_Do this_
Tally all lines containing the word "ציונים". Give the number alone.

_Listed entries_
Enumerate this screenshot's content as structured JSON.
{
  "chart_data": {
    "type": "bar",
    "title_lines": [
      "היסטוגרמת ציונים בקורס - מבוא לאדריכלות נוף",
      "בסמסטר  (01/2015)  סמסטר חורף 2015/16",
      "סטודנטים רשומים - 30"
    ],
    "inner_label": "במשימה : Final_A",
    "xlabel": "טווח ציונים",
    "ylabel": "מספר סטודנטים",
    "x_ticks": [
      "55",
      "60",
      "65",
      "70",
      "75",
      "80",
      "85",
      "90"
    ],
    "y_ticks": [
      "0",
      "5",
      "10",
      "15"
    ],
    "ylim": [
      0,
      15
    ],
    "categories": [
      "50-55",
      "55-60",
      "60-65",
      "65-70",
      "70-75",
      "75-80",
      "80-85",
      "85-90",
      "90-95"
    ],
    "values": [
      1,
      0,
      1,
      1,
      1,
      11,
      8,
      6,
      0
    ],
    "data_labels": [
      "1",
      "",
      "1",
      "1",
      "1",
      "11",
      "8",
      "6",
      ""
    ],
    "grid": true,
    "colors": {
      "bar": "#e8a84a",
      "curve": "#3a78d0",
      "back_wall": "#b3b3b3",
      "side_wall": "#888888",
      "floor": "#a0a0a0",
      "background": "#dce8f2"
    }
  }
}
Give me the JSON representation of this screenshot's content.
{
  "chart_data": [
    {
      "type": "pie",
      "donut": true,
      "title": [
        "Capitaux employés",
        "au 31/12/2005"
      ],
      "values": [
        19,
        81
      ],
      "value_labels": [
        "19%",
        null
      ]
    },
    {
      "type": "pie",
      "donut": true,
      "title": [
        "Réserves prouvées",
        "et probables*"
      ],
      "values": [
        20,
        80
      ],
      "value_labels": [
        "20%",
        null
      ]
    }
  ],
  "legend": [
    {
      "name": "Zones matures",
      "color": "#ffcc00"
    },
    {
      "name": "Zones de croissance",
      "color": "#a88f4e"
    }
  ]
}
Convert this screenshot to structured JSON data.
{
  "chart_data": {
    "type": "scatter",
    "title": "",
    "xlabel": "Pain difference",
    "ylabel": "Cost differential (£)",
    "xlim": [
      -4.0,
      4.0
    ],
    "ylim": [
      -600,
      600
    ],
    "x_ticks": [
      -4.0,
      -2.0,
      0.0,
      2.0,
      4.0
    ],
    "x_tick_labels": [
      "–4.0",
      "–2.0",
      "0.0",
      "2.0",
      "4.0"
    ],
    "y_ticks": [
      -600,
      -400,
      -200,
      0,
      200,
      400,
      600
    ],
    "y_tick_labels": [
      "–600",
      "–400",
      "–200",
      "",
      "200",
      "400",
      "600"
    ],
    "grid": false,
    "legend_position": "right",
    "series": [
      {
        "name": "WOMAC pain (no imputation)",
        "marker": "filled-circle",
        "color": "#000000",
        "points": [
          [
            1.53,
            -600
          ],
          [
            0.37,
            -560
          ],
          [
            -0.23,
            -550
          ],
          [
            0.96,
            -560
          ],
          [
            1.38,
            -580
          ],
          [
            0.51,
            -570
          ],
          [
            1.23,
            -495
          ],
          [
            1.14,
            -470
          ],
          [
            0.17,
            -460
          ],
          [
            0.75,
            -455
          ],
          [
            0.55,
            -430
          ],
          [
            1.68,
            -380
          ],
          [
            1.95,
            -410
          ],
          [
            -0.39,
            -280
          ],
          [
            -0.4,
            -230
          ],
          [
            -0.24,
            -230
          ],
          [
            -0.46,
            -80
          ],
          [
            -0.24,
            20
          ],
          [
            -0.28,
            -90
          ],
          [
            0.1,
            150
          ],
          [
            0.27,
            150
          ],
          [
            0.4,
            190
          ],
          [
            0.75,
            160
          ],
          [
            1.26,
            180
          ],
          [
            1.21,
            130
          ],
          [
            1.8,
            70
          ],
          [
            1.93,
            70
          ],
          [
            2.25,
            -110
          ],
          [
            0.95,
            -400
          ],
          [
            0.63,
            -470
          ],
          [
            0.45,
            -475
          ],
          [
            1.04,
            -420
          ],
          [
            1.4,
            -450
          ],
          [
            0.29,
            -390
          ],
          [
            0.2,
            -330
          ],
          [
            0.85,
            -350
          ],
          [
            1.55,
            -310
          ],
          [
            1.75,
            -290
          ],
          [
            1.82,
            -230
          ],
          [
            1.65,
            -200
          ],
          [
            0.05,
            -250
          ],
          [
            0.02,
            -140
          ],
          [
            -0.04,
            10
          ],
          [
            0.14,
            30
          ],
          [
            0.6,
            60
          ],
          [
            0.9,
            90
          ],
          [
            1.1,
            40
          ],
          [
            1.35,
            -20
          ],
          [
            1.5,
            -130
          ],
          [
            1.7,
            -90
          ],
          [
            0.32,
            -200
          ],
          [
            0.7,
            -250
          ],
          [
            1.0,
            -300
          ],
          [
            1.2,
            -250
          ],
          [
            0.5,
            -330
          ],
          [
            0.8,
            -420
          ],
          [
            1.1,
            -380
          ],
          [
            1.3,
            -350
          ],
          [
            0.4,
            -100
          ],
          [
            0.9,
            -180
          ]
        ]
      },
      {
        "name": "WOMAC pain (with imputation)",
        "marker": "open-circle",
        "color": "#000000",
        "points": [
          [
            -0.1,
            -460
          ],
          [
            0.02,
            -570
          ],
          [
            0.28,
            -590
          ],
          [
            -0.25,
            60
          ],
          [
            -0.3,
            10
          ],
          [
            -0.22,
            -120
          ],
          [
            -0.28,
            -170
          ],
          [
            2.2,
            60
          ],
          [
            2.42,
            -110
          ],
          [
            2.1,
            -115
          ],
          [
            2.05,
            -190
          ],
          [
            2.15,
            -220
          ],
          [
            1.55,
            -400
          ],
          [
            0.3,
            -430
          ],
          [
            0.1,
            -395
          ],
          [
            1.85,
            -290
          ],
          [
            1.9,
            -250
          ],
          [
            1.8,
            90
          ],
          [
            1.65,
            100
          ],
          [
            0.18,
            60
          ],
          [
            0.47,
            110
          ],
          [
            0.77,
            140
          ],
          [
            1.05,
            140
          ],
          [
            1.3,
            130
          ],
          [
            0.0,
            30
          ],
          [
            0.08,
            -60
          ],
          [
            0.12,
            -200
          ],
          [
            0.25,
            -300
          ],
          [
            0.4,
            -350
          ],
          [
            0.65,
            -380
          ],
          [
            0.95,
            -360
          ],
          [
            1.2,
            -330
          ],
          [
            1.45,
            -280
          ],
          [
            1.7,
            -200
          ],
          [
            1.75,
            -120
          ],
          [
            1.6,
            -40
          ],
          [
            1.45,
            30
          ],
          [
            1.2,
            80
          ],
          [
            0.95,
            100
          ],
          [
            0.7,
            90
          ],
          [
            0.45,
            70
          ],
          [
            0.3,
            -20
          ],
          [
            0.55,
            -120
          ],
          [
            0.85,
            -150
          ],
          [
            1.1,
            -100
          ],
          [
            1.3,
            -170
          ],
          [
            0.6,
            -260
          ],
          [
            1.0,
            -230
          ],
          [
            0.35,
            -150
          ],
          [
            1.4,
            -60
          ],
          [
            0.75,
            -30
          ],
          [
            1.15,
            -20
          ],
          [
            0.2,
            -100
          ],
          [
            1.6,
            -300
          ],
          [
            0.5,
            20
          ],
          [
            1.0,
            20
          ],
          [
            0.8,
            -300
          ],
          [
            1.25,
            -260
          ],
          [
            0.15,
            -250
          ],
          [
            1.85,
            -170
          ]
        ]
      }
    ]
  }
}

_Correct result_
2